Work required: Select every line below containing the word "Extract".

((

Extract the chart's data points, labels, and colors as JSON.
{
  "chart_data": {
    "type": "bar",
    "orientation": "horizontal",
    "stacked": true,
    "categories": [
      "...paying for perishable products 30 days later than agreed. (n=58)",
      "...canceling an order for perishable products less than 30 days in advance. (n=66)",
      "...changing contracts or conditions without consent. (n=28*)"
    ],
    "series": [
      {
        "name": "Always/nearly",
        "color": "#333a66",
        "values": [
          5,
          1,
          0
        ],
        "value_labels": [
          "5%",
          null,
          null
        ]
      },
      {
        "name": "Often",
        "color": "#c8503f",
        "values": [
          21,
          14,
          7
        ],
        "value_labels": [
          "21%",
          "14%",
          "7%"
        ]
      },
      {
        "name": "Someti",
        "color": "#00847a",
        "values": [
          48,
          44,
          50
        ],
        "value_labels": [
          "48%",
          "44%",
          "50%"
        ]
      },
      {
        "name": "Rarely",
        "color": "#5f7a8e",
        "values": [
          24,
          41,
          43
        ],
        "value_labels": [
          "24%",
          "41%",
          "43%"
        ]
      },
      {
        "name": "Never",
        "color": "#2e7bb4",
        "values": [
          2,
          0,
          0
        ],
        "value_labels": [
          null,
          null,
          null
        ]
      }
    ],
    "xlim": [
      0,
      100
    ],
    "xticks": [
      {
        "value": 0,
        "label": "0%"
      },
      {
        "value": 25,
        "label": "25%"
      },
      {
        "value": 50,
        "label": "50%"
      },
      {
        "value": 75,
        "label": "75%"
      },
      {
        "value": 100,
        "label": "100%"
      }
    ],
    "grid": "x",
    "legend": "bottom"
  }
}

))
((

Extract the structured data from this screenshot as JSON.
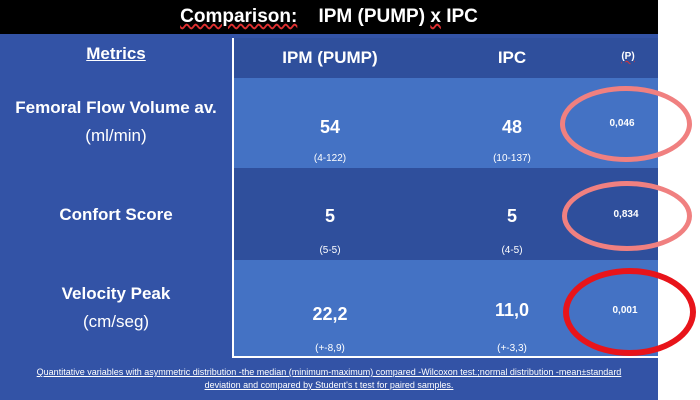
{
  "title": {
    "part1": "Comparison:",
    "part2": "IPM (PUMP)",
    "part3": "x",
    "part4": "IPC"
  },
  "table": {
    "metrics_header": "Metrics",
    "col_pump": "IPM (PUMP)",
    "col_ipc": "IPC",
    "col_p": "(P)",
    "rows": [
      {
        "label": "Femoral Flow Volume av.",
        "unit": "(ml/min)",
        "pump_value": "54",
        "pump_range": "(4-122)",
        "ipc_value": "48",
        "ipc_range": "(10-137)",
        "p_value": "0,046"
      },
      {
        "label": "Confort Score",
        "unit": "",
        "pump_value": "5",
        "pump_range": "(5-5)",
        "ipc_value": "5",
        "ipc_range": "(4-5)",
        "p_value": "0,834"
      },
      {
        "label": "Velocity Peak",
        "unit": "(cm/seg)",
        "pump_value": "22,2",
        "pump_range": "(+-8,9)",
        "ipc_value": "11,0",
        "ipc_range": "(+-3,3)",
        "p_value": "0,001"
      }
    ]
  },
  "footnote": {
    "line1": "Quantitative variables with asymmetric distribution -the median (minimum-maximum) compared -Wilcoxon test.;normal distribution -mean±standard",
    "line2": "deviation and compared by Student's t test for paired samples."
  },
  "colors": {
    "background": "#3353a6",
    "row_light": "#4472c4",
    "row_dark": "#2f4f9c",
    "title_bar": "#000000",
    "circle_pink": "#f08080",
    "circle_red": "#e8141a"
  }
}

))

Complete answer:
Extract the chart's data points, labels, and colors as JSON.
Extract the structured data from this screenshot as JSON.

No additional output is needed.